* Stored items from a collection
################

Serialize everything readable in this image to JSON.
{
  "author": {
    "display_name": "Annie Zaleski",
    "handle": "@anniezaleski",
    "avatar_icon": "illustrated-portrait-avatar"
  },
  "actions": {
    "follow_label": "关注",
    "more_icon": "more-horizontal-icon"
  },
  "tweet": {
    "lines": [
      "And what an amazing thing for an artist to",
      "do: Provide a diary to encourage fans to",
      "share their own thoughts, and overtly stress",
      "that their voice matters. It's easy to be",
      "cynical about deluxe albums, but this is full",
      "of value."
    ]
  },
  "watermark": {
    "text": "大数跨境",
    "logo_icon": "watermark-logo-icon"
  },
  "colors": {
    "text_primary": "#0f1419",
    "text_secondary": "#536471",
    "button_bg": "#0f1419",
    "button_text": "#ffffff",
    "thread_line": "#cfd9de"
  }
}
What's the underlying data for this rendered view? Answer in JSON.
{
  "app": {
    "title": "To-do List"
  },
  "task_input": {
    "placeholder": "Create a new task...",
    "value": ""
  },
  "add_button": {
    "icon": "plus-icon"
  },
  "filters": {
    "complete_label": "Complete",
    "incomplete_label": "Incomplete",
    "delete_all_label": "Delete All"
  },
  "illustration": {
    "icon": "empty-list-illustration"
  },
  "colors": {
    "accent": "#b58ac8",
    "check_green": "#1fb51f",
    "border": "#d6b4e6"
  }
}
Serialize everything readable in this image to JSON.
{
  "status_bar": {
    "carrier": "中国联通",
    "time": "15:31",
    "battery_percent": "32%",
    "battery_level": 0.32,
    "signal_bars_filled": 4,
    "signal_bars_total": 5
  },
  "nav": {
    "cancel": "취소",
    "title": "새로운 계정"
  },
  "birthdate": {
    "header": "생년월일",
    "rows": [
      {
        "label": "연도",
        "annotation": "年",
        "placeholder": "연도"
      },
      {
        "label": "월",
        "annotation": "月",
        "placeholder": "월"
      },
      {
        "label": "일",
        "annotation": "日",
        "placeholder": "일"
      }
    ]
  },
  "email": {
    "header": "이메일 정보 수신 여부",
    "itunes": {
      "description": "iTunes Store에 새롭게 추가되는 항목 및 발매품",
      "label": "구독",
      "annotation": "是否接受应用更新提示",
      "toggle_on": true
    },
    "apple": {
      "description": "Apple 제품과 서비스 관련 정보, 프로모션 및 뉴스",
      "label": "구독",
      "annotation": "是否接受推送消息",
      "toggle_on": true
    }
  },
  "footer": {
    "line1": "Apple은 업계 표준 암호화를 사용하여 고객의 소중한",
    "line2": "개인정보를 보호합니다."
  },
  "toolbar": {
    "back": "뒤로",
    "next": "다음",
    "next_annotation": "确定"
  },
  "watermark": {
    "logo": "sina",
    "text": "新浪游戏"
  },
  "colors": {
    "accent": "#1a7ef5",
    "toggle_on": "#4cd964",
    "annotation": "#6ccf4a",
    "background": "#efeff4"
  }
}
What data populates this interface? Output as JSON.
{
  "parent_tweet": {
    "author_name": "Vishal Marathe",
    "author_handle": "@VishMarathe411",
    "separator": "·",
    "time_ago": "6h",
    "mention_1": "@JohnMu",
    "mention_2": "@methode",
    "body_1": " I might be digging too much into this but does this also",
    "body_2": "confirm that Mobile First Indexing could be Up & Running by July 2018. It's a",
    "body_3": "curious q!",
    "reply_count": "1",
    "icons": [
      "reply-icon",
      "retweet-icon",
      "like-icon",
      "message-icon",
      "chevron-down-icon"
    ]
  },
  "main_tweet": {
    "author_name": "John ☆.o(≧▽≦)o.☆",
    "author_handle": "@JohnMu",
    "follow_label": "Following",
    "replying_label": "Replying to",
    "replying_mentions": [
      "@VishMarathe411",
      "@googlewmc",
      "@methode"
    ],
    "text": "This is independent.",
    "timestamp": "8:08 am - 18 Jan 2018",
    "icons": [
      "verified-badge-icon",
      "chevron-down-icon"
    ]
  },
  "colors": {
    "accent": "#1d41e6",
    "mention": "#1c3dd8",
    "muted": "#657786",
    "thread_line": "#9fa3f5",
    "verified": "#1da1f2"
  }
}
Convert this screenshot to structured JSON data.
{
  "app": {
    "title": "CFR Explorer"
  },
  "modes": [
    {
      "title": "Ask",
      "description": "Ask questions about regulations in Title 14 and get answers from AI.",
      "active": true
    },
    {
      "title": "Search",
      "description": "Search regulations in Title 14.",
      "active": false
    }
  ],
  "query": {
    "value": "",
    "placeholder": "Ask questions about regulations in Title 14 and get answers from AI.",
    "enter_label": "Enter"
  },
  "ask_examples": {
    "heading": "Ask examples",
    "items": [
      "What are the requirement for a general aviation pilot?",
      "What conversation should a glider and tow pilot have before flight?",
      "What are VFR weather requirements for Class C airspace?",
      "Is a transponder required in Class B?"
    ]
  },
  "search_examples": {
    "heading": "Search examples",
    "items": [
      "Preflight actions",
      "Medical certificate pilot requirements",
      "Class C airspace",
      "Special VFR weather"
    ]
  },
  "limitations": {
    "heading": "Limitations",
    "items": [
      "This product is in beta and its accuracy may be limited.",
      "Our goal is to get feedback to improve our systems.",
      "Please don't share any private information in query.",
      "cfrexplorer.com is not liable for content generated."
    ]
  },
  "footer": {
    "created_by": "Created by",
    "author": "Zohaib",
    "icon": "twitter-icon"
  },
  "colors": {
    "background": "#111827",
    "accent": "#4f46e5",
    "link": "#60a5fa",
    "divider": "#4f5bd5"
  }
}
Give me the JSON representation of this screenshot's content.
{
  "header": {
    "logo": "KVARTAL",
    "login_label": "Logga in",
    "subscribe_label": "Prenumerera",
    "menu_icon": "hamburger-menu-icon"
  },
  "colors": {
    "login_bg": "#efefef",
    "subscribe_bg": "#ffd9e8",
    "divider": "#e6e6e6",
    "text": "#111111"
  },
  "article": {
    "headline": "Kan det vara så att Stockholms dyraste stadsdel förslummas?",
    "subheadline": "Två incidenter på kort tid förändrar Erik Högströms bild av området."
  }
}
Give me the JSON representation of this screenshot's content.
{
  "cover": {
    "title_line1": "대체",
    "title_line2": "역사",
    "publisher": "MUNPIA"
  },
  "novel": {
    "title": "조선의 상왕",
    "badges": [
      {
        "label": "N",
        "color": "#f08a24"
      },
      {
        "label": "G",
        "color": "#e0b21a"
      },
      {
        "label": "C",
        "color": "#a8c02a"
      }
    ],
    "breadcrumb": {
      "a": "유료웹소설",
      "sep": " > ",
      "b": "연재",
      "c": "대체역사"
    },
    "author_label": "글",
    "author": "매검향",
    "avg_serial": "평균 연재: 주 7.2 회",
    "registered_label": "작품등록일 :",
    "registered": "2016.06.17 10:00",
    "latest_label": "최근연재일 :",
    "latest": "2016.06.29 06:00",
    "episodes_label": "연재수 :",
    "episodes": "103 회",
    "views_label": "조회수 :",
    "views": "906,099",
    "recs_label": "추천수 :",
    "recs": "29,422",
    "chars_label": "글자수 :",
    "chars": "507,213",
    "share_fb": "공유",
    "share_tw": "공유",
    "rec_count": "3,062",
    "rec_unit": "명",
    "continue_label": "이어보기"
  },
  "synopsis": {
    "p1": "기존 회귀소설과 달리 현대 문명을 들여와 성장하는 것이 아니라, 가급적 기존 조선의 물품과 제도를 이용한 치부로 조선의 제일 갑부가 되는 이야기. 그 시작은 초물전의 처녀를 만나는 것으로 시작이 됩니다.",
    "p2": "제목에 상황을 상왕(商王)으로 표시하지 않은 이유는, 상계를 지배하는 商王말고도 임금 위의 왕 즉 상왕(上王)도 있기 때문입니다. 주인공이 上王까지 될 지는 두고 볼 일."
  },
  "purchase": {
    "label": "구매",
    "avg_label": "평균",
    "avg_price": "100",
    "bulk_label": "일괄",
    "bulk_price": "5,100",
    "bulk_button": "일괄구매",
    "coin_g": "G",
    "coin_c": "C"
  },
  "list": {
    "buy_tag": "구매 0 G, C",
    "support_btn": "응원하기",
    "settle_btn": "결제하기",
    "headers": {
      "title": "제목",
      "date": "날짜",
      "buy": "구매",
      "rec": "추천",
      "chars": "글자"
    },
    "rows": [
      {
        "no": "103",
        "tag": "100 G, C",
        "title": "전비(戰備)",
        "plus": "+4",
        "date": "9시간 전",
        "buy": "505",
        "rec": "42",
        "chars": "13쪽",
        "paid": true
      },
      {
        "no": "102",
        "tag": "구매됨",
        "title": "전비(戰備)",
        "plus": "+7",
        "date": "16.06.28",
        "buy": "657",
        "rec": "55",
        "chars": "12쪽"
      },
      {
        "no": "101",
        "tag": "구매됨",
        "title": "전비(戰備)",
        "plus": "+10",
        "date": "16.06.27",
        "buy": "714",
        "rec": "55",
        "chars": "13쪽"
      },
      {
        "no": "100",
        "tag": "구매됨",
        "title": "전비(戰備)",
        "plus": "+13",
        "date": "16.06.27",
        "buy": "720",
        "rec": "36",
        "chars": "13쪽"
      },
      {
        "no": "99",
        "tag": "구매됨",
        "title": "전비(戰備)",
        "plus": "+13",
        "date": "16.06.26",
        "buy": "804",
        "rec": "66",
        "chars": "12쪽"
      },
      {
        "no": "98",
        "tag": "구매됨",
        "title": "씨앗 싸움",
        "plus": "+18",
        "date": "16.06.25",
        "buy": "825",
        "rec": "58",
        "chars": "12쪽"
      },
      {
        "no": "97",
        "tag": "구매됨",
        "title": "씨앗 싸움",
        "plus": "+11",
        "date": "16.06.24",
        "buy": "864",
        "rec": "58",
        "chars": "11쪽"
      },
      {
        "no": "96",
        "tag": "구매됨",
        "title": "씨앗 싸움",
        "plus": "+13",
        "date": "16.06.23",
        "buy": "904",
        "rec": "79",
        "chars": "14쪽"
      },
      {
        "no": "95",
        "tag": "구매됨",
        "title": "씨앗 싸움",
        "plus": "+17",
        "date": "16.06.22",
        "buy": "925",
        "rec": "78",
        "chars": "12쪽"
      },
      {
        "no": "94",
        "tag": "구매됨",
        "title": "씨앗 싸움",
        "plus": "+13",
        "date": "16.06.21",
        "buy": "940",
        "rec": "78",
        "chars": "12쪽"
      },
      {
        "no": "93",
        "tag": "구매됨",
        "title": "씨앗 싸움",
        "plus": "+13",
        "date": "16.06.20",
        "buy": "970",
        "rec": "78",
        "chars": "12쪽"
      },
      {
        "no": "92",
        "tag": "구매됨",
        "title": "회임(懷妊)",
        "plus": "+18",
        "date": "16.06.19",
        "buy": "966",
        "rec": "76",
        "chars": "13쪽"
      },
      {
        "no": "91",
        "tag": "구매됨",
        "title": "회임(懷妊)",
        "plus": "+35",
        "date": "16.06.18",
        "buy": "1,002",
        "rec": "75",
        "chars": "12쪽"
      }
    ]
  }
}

################

* PROBLEM TO WORK ON
Go through the listing above and list every line that has the word "verified".

* EXERCISE OUTPUT
      "verified-badge-icon",
    "verified": "#1da1f2"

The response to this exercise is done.